Items from a data source

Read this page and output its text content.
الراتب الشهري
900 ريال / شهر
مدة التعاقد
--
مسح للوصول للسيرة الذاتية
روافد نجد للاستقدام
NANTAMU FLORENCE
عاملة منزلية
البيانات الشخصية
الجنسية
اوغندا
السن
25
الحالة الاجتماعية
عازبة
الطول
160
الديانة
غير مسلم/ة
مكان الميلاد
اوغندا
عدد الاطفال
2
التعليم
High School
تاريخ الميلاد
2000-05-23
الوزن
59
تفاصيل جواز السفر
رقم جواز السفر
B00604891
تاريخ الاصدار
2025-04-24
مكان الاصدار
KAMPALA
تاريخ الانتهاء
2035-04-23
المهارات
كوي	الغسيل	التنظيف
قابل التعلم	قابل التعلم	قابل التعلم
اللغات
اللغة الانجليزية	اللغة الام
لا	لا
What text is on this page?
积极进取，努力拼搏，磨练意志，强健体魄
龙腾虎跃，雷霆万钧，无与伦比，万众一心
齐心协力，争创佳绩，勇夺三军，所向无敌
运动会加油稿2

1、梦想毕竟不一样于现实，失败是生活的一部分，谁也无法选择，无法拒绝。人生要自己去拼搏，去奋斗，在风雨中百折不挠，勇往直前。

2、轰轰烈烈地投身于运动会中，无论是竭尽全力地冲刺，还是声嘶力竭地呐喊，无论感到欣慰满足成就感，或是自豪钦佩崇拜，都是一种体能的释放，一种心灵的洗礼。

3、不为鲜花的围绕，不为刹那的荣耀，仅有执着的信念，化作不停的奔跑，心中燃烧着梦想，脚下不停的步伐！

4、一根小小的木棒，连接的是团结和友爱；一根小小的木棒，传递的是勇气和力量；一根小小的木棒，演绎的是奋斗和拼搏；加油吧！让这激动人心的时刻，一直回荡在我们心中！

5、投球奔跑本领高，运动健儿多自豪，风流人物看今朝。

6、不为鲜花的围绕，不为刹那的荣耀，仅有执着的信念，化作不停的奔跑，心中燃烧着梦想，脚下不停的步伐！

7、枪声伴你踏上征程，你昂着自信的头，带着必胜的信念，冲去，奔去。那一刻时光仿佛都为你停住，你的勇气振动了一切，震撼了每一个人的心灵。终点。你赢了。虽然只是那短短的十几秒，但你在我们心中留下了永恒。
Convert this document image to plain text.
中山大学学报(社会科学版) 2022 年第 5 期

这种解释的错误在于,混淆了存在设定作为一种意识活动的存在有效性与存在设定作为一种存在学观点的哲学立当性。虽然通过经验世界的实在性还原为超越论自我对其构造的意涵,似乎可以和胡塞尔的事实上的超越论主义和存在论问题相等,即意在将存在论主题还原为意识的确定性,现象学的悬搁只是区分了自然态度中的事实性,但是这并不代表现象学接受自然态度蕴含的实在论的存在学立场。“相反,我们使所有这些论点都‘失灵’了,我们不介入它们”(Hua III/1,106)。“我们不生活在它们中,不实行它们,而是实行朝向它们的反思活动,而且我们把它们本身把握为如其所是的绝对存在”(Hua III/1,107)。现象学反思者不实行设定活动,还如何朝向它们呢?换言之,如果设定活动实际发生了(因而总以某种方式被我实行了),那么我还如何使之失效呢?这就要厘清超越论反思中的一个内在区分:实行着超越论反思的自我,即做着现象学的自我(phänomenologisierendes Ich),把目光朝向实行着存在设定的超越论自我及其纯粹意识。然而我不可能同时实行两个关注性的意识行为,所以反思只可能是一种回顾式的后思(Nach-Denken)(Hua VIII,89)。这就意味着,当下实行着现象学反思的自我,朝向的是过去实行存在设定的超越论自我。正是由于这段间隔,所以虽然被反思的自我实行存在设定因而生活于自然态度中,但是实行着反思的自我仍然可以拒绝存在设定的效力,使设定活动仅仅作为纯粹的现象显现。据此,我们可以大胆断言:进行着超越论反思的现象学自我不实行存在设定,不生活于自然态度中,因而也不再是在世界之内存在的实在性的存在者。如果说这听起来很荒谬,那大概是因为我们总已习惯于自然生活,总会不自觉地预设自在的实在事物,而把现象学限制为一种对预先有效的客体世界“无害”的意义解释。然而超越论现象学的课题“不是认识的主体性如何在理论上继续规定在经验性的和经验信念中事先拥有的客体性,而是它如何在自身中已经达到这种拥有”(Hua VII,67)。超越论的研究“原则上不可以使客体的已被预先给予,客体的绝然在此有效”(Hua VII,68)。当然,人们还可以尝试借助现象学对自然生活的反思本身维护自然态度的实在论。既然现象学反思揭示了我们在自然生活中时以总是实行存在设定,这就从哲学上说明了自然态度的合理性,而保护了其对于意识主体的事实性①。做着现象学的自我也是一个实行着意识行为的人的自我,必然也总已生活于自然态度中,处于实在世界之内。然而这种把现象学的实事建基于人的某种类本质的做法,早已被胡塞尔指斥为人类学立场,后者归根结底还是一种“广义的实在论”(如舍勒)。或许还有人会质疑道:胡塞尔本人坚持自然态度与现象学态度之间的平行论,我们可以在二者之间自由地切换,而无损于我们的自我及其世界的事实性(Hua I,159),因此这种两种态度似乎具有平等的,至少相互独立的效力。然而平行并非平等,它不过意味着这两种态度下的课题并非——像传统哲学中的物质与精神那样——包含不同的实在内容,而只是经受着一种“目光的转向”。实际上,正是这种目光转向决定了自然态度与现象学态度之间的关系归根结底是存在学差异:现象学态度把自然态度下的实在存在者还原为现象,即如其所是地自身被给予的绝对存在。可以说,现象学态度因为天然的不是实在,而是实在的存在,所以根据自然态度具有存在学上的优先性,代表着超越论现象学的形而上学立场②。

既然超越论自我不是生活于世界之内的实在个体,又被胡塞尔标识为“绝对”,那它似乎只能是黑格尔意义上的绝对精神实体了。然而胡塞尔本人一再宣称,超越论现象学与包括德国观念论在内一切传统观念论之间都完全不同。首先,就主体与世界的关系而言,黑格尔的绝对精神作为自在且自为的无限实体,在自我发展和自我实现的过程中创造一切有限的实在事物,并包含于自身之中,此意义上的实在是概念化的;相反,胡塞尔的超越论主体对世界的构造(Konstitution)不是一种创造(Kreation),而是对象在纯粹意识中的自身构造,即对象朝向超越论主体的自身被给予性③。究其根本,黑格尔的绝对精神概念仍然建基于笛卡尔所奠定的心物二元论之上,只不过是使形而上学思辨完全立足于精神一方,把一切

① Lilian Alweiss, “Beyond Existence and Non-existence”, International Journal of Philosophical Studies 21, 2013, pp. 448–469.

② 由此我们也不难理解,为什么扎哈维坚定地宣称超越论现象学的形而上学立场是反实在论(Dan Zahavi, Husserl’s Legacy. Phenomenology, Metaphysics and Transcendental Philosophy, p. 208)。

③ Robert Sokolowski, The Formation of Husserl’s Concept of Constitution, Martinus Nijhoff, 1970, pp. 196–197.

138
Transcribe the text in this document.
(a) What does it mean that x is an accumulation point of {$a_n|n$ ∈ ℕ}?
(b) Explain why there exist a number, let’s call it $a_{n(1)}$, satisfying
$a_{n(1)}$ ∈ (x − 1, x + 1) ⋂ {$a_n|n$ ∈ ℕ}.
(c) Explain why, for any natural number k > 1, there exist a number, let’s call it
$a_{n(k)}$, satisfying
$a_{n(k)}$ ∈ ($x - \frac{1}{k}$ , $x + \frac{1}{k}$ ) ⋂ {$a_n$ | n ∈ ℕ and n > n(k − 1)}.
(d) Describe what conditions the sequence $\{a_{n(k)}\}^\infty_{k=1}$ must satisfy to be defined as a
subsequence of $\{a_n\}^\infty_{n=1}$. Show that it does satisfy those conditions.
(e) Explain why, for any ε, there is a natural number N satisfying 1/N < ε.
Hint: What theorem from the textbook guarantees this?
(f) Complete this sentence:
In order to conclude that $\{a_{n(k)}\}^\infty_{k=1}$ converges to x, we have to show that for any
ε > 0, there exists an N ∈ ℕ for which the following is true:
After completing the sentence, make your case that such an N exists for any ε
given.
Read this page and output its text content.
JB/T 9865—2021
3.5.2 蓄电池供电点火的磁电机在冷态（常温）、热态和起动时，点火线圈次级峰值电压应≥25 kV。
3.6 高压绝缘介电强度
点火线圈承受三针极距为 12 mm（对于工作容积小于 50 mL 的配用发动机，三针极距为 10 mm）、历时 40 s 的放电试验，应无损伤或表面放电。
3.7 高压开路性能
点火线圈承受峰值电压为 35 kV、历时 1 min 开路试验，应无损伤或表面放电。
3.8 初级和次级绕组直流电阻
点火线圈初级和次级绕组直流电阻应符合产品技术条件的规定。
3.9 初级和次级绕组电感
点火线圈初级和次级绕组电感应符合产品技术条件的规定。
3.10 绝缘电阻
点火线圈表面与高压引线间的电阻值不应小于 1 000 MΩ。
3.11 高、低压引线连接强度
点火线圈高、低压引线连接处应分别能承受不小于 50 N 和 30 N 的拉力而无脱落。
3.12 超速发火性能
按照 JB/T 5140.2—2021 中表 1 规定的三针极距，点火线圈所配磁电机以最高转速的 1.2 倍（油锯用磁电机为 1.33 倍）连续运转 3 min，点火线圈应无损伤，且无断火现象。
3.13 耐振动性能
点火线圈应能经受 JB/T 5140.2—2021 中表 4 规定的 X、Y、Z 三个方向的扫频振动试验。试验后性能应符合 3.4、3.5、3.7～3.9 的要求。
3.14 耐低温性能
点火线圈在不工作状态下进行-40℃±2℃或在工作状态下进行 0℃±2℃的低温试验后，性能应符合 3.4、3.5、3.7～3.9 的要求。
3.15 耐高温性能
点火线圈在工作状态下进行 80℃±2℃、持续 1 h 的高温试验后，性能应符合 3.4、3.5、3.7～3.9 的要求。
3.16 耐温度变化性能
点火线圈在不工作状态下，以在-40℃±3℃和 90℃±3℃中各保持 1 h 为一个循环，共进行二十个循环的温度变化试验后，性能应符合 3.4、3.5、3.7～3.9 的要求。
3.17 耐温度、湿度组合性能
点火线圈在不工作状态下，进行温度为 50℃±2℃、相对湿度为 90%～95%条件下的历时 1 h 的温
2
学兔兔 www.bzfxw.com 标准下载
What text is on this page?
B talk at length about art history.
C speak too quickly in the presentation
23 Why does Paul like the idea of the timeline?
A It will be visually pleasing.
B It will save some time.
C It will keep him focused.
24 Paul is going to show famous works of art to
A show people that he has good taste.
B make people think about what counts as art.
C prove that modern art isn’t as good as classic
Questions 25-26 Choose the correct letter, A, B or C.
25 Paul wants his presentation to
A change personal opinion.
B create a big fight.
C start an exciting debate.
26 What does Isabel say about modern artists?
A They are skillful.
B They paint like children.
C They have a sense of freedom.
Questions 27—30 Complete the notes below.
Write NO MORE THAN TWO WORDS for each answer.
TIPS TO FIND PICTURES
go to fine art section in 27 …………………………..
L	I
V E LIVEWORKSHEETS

PROBLEM STATEMENT: From the data above, copy each line where the string "modern" appears.

EXPECTED ANSWER:
C prove that modern art isn’t as good as classic
26 What does Isabel say about modern artists?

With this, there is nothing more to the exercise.